## [Written request]
Say how many lines contain "Observed"; the answer is the number alone.

## [Input for this task]
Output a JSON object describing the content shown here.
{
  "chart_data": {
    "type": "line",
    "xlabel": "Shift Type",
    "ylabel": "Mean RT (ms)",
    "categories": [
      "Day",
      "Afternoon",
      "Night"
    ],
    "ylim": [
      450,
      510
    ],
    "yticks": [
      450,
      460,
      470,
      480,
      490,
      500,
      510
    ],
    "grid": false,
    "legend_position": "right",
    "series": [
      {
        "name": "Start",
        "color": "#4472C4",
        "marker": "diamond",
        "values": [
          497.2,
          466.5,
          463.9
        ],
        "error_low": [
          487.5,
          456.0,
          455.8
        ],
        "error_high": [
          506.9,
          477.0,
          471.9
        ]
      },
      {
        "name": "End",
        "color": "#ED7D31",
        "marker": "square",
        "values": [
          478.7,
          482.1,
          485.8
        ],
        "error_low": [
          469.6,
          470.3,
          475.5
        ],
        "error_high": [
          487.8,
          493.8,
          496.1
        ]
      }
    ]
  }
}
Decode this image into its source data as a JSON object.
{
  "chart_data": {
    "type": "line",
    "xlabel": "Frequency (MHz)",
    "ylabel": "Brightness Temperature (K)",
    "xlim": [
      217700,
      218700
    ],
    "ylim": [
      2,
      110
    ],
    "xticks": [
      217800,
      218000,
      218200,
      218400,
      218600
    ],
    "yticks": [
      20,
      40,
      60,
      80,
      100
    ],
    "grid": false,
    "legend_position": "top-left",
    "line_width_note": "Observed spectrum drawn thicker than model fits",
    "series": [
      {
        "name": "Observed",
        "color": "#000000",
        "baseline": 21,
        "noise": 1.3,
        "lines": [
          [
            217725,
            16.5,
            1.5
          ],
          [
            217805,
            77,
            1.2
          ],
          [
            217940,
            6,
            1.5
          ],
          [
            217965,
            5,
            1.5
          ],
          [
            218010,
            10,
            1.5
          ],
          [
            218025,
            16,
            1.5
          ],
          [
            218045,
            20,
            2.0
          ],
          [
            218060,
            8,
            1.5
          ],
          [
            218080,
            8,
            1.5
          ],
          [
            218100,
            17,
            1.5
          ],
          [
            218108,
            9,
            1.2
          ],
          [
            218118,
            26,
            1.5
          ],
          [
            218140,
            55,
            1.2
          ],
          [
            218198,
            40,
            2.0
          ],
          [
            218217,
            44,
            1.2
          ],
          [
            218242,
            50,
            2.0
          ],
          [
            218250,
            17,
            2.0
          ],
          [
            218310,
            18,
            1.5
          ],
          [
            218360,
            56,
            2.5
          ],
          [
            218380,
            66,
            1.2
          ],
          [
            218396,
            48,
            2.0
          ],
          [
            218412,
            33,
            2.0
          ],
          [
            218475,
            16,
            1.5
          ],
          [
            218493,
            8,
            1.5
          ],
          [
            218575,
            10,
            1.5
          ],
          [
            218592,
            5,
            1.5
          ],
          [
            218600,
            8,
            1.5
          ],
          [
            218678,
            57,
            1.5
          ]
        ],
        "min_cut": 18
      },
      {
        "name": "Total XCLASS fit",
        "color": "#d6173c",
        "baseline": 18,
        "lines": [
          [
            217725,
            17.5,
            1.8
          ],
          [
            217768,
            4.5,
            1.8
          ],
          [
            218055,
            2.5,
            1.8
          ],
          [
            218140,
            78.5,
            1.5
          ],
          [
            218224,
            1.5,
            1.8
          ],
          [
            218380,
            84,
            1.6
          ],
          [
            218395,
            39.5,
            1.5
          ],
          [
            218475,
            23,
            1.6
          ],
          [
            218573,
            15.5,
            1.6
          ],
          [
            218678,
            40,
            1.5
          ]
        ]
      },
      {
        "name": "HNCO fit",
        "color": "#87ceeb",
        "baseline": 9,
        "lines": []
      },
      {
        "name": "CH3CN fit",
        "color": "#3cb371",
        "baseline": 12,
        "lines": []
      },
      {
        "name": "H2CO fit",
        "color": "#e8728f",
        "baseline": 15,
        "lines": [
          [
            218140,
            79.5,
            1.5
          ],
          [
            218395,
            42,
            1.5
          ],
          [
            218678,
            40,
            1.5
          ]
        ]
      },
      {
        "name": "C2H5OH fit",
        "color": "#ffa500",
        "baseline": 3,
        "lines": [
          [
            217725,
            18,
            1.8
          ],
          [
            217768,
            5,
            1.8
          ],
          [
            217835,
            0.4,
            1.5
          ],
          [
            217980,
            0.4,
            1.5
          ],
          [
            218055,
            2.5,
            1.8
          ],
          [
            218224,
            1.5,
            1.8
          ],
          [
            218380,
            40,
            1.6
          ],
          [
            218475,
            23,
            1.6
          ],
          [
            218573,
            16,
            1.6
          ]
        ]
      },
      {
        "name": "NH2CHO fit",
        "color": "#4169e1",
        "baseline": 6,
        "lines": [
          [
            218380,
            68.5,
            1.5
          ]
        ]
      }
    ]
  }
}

* * *

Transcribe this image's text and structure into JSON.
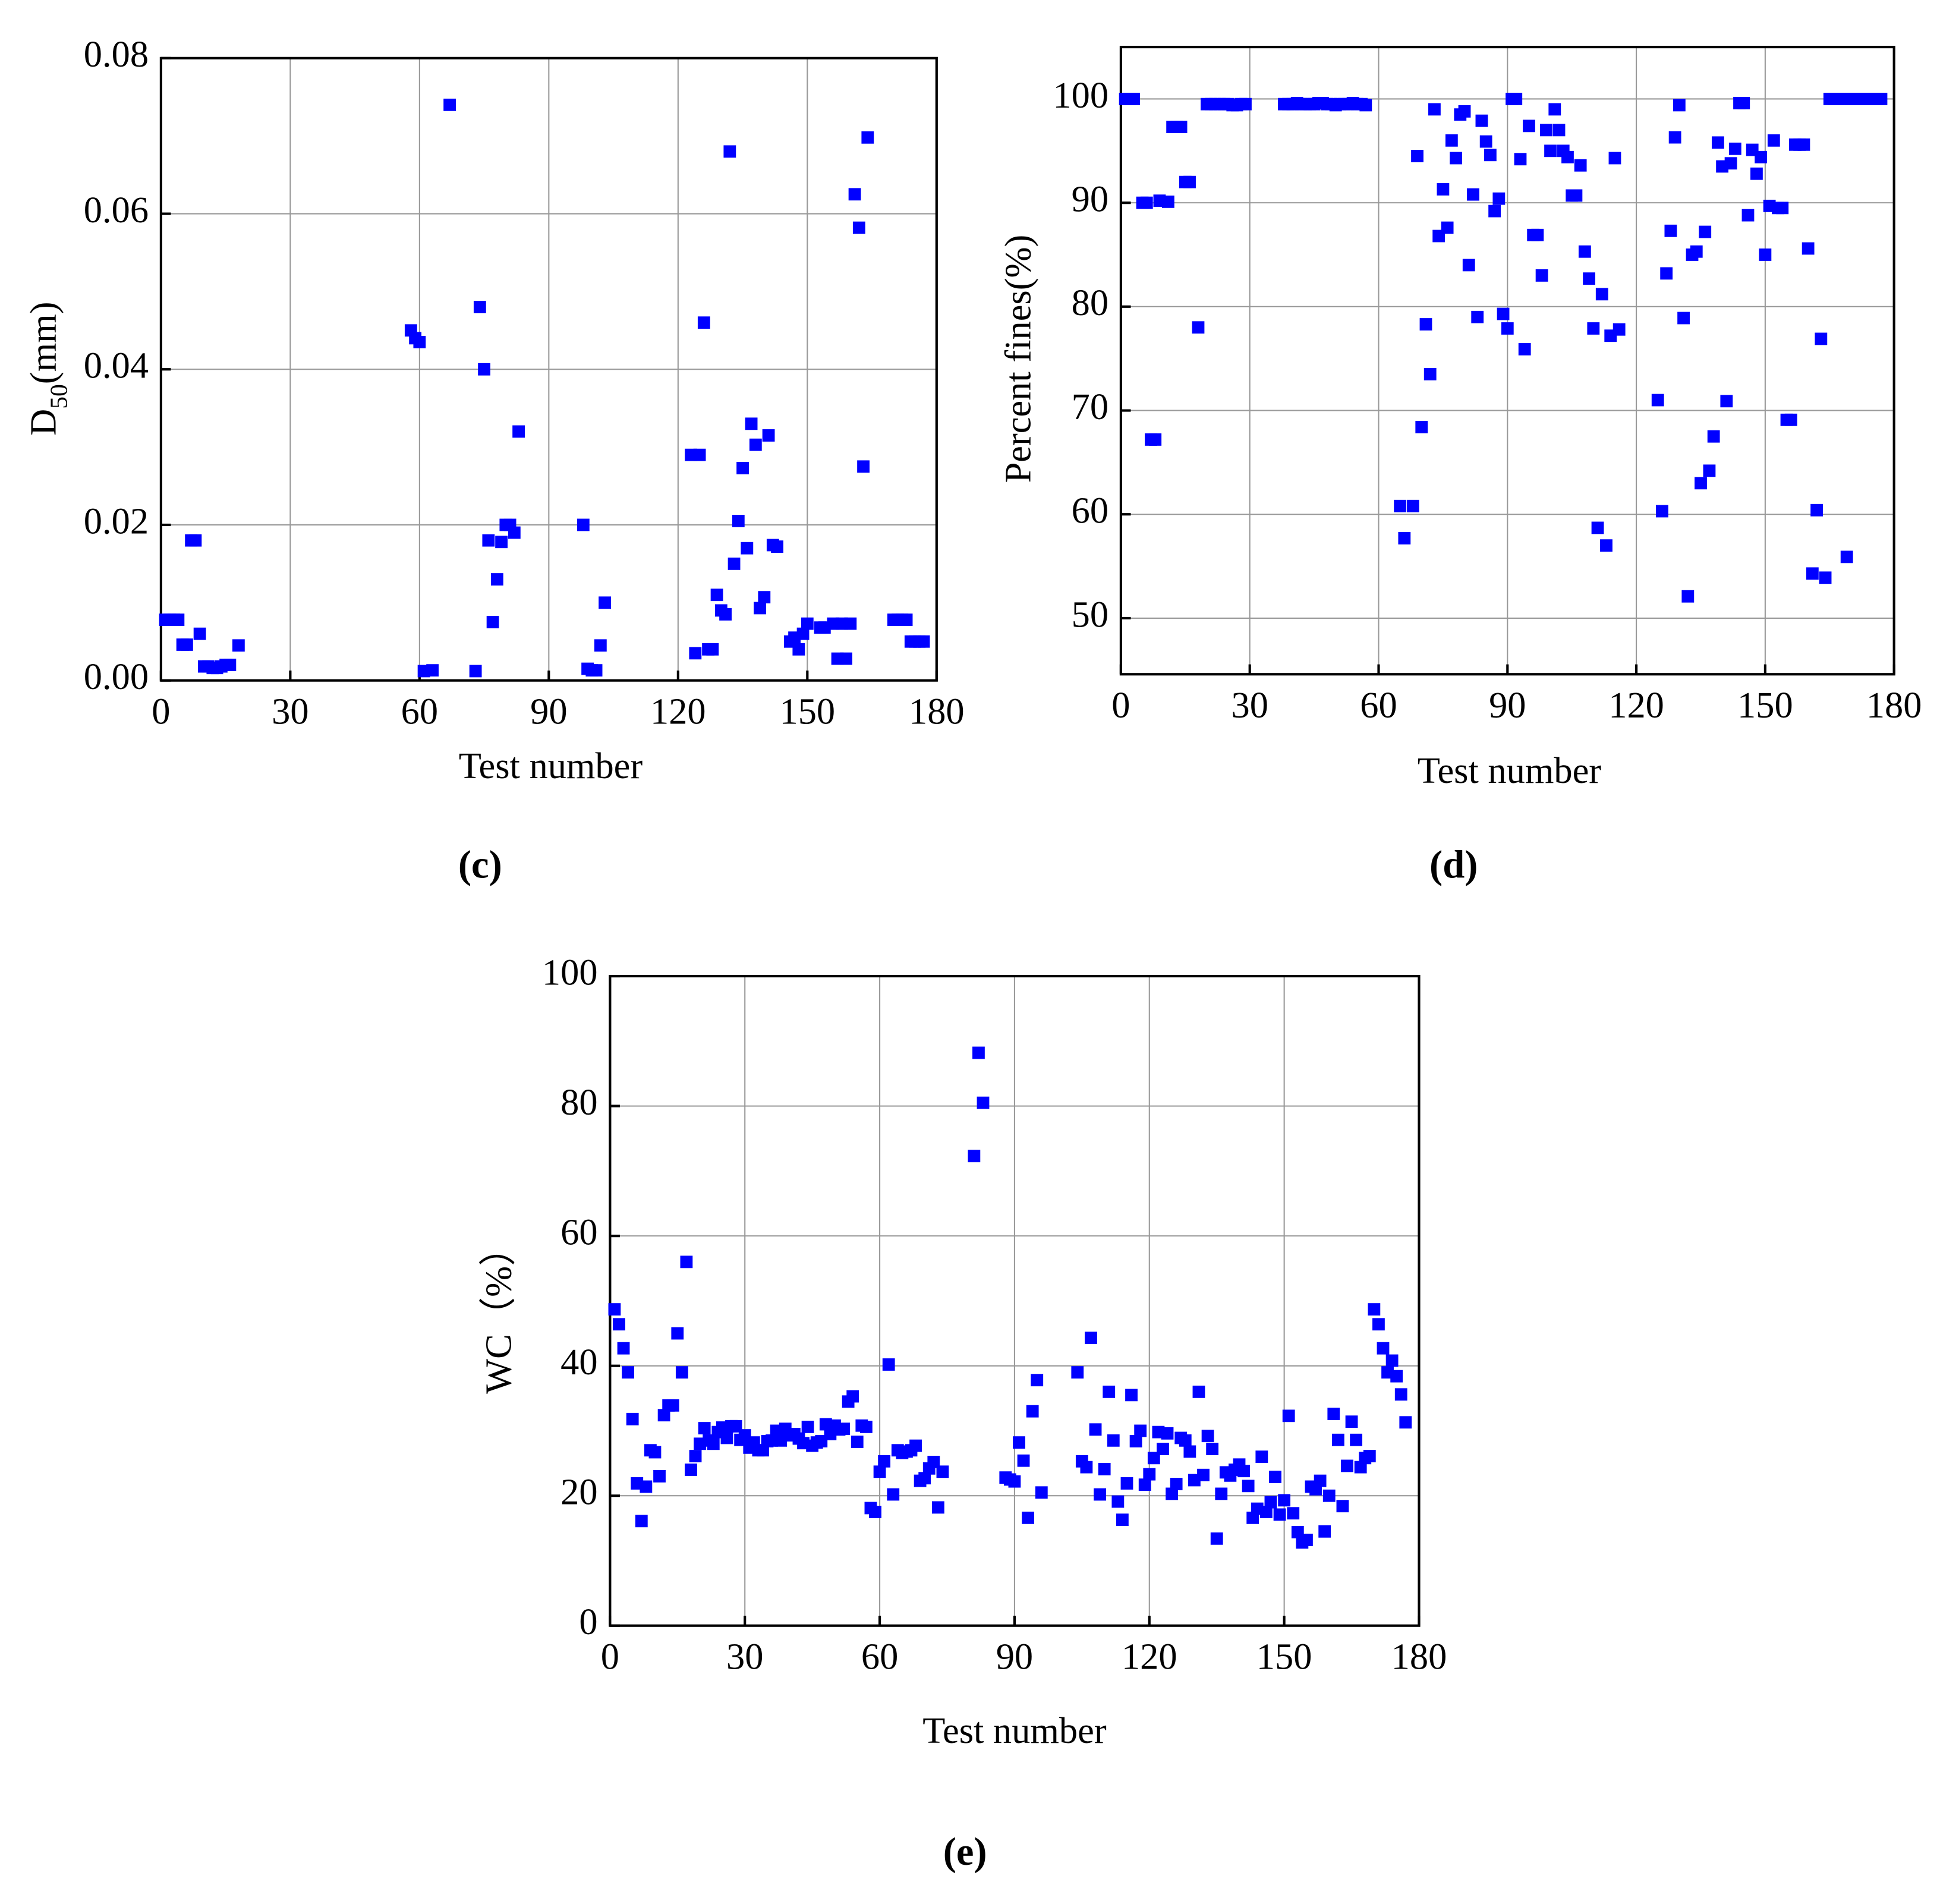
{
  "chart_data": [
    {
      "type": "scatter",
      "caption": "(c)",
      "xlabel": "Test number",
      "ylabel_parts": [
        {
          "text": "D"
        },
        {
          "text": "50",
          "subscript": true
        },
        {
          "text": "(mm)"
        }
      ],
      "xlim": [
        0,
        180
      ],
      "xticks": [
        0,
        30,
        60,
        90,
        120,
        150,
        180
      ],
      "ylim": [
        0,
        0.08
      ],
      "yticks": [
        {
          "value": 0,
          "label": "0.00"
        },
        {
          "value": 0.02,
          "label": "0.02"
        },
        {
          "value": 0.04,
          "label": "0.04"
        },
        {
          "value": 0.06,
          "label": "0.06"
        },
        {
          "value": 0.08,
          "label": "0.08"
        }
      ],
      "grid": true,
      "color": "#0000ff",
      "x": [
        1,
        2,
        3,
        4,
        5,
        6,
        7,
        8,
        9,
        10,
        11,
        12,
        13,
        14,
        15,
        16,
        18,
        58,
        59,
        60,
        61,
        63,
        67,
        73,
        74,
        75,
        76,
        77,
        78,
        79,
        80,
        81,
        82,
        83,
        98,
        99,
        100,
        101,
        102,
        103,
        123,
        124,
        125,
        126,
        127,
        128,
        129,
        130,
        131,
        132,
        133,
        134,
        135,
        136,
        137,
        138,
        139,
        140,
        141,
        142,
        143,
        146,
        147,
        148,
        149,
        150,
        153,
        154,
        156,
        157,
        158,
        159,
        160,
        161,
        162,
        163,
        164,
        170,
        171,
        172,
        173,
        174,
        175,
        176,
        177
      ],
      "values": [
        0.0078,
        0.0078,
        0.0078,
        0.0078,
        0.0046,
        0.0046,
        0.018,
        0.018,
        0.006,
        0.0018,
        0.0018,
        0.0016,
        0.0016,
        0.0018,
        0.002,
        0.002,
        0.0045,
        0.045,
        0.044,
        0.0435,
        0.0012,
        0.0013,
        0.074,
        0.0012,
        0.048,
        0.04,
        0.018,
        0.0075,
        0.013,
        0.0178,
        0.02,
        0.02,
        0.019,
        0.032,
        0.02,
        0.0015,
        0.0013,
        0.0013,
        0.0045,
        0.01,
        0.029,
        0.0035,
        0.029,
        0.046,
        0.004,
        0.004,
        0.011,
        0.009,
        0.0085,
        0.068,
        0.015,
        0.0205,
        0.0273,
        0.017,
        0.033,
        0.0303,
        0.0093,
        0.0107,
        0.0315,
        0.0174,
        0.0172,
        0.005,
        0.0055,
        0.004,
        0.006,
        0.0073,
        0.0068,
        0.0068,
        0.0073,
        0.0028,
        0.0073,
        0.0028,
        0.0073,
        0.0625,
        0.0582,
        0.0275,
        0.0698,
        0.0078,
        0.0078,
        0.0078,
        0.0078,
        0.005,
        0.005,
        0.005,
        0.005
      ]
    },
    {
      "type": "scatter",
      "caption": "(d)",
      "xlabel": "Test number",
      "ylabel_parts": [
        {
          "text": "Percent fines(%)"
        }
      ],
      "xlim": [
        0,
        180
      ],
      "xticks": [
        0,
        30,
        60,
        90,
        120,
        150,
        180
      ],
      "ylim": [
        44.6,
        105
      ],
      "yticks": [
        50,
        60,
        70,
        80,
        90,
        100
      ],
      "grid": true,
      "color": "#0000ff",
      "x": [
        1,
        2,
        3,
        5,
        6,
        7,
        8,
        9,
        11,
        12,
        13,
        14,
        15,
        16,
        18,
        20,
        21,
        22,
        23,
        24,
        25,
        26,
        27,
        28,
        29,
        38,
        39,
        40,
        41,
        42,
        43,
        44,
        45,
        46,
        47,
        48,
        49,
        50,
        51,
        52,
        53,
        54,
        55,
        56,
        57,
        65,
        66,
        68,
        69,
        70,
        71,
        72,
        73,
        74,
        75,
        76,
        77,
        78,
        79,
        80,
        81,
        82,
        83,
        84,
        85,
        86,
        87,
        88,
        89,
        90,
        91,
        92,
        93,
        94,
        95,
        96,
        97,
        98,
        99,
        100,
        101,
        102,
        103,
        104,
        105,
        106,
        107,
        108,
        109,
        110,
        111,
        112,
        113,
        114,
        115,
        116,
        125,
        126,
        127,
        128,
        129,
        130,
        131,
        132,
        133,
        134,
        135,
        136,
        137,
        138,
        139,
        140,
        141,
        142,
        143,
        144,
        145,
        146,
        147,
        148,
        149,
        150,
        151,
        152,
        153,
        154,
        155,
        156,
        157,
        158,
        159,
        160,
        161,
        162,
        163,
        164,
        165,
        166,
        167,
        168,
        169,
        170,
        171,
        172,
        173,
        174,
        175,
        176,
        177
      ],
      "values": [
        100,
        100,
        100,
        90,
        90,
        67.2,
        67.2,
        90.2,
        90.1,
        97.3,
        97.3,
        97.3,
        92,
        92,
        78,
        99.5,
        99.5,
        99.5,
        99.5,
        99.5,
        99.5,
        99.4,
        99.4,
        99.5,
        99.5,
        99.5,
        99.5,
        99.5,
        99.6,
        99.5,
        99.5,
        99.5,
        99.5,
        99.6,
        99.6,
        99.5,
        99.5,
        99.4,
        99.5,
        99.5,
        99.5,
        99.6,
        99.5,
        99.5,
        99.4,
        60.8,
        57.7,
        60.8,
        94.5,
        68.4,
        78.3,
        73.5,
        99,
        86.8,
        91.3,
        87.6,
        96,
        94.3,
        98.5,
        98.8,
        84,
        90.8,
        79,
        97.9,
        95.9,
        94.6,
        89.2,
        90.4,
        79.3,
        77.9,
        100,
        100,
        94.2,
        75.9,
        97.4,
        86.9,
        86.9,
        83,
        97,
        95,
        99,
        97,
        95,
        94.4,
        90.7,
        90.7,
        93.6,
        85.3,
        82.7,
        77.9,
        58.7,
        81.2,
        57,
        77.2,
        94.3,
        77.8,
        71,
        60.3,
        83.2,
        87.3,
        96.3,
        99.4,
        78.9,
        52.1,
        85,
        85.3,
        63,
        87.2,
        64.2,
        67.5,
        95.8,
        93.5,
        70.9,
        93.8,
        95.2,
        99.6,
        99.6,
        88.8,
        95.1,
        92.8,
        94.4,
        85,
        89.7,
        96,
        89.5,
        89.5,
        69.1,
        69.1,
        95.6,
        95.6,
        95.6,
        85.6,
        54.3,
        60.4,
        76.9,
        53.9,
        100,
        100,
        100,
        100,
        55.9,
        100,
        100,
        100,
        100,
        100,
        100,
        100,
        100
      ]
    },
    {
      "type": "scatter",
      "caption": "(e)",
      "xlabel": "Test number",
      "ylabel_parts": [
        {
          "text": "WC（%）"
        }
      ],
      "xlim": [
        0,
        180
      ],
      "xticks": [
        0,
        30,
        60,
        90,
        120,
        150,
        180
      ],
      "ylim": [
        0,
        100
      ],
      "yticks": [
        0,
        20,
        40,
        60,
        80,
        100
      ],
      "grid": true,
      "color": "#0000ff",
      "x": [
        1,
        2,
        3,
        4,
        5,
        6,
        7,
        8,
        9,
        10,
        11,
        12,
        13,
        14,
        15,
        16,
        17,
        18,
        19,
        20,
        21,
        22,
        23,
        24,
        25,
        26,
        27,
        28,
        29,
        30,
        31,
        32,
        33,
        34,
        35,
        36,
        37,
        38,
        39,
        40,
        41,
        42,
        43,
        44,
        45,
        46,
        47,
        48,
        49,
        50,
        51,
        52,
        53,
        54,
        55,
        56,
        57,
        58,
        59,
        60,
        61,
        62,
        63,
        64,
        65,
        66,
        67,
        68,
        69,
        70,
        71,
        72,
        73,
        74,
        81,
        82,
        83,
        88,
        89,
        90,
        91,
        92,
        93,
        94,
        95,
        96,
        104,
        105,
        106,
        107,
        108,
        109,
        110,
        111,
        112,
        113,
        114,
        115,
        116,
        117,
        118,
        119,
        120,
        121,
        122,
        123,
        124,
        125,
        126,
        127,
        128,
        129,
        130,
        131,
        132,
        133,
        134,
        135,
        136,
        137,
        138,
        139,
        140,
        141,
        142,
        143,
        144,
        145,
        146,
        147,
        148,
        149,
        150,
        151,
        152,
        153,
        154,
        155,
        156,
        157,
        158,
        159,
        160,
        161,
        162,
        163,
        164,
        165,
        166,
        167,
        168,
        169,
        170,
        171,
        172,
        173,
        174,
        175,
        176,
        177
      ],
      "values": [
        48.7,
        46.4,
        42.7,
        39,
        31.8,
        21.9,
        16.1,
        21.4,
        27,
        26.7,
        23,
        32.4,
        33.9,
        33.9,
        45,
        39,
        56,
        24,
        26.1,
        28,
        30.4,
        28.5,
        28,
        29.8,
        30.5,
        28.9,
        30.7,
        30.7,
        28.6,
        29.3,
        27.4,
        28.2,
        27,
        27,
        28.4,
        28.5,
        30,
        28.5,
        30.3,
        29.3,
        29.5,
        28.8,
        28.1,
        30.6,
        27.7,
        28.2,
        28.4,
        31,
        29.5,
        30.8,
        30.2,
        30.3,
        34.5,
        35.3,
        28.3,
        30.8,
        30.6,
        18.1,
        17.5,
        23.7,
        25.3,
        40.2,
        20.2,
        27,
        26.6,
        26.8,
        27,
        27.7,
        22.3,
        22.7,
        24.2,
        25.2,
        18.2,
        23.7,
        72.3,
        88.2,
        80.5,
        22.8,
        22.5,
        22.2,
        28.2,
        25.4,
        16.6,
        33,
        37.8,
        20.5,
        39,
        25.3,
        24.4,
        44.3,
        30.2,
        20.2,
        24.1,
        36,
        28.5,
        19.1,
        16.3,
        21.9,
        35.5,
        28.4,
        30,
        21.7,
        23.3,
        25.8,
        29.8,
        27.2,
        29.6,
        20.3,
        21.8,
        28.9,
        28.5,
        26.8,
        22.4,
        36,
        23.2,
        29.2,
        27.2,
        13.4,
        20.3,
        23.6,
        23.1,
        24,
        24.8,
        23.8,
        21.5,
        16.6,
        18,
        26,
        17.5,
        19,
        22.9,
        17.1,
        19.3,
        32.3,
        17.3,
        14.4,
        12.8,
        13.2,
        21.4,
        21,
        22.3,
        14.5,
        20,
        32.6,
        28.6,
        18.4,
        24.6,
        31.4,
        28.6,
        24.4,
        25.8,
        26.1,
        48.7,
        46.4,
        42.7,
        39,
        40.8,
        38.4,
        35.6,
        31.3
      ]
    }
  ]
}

--

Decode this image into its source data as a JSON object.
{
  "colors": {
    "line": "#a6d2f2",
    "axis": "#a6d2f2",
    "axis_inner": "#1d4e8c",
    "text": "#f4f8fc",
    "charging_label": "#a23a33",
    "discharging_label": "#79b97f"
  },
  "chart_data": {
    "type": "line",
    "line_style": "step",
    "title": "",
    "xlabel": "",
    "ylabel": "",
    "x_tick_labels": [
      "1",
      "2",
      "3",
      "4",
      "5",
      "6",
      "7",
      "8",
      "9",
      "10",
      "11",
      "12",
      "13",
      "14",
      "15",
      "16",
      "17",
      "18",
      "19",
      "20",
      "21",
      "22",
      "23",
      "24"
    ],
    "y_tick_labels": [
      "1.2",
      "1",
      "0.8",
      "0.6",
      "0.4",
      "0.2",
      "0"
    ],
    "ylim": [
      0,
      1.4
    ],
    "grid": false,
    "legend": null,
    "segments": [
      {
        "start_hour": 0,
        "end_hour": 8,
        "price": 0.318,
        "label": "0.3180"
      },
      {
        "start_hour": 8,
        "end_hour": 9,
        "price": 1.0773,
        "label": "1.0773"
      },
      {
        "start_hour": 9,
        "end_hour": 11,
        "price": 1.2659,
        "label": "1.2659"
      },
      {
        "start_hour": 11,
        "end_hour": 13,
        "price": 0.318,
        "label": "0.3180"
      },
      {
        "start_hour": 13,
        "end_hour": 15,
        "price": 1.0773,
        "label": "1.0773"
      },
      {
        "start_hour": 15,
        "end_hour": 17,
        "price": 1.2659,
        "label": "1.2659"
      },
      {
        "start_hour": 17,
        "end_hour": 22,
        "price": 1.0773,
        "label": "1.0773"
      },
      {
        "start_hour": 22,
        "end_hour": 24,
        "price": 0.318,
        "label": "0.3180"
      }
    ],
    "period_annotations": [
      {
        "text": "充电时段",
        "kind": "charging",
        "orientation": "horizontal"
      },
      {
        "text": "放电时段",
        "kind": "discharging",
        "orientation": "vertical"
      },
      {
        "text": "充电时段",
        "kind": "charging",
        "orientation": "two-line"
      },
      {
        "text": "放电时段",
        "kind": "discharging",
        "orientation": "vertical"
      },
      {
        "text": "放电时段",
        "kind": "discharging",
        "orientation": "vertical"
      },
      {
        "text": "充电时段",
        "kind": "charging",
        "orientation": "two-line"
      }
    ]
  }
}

## [Complete response]
2